● **Task statement**:
Check each line of the records below and collect those that include the word "Effect".

>>

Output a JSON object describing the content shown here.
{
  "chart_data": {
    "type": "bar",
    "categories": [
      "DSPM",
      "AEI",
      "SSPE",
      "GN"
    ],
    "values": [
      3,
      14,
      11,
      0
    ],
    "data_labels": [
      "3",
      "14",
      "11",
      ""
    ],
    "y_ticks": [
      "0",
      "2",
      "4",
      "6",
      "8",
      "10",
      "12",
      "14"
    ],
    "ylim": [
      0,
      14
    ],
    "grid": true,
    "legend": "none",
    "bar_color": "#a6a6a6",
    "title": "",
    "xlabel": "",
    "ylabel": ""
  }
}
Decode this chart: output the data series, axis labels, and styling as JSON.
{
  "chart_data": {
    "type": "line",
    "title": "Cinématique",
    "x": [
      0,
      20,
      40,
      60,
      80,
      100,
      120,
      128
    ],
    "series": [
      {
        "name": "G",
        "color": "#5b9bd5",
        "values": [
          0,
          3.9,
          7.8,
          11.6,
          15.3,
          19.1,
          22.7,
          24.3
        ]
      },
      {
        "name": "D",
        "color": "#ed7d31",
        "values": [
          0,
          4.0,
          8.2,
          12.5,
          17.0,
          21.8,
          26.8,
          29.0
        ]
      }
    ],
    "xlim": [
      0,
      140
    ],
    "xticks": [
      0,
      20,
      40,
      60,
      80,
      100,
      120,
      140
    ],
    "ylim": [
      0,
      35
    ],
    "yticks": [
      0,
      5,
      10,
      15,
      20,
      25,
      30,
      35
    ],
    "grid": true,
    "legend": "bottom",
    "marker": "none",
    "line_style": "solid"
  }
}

<<
>>

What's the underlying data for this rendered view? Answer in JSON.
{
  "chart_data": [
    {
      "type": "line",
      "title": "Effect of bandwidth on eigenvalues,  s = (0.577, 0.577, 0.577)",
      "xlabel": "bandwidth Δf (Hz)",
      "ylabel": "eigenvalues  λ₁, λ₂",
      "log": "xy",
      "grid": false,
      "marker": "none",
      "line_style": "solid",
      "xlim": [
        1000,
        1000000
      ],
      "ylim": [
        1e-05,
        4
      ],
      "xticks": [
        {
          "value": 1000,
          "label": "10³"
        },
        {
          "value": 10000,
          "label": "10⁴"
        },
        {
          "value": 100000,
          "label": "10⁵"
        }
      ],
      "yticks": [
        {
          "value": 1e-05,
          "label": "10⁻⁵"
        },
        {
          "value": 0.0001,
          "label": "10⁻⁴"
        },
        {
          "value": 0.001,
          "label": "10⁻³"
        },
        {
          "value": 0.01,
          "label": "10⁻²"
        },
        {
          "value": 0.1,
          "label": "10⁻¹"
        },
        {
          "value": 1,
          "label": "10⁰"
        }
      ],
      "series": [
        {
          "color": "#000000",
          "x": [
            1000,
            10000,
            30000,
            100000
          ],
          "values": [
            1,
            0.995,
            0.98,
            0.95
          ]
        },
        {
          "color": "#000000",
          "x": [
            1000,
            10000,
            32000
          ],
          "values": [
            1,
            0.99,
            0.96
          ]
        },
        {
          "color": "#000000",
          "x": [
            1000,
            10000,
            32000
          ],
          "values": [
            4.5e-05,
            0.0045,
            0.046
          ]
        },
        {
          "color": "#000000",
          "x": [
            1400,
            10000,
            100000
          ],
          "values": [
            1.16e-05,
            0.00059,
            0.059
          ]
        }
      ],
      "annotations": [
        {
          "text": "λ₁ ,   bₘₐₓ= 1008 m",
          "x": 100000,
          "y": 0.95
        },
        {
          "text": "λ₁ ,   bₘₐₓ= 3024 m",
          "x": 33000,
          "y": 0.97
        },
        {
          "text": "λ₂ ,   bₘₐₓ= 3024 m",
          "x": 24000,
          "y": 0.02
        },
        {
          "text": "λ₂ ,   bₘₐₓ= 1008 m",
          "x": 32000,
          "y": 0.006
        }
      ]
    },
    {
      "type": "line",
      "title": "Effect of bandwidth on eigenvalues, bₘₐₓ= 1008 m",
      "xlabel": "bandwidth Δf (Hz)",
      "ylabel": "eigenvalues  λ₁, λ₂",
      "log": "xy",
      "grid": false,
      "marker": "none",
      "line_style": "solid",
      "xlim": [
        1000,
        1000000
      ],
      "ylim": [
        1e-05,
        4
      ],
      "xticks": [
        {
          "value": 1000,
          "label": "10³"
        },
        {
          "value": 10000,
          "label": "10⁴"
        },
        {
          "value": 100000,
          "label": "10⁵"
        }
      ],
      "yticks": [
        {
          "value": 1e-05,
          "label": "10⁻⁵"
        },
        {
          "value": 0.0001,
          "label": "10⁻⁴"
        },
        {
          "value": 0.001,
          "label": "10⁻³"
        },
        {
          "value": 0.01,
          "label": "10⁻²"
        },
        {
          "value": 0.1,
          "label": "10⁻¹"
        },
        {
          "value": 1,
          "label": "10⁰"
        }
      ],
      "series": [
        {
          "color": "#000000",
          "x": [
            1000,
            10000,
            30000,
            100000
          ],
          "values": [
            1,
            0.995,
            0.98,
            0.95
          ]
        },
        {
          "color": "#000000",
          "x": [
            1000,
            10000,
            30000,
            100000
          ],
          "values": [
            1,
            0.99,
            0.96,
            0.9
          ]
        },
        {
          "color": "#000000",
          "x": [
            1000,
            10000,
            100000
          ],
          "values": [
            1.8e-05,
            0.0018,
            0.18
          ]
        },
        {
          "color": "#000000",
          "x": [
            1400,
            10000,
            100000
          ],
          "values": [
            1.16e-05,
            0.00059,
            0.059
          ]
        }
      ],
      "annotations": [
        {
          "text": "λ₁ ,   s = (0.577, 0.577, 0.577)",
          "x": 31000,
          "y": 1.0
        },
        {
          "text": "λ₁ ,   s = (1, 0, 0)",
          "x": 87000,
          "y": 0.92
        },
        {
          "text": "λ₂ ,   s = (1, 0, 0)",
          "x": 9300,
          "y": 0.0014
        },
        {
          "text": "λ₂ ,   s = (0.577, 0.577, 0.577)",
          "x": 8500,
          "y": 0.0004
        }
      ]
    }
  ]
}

<<

● **Response below**:
      "title": "Effect of bandwidth on eigenvalues,  s = (0.577, 0.577, 0.577)",
      "title": "Effect of bandwidth on eigenvalues, bₘₐₓ= 1008 m",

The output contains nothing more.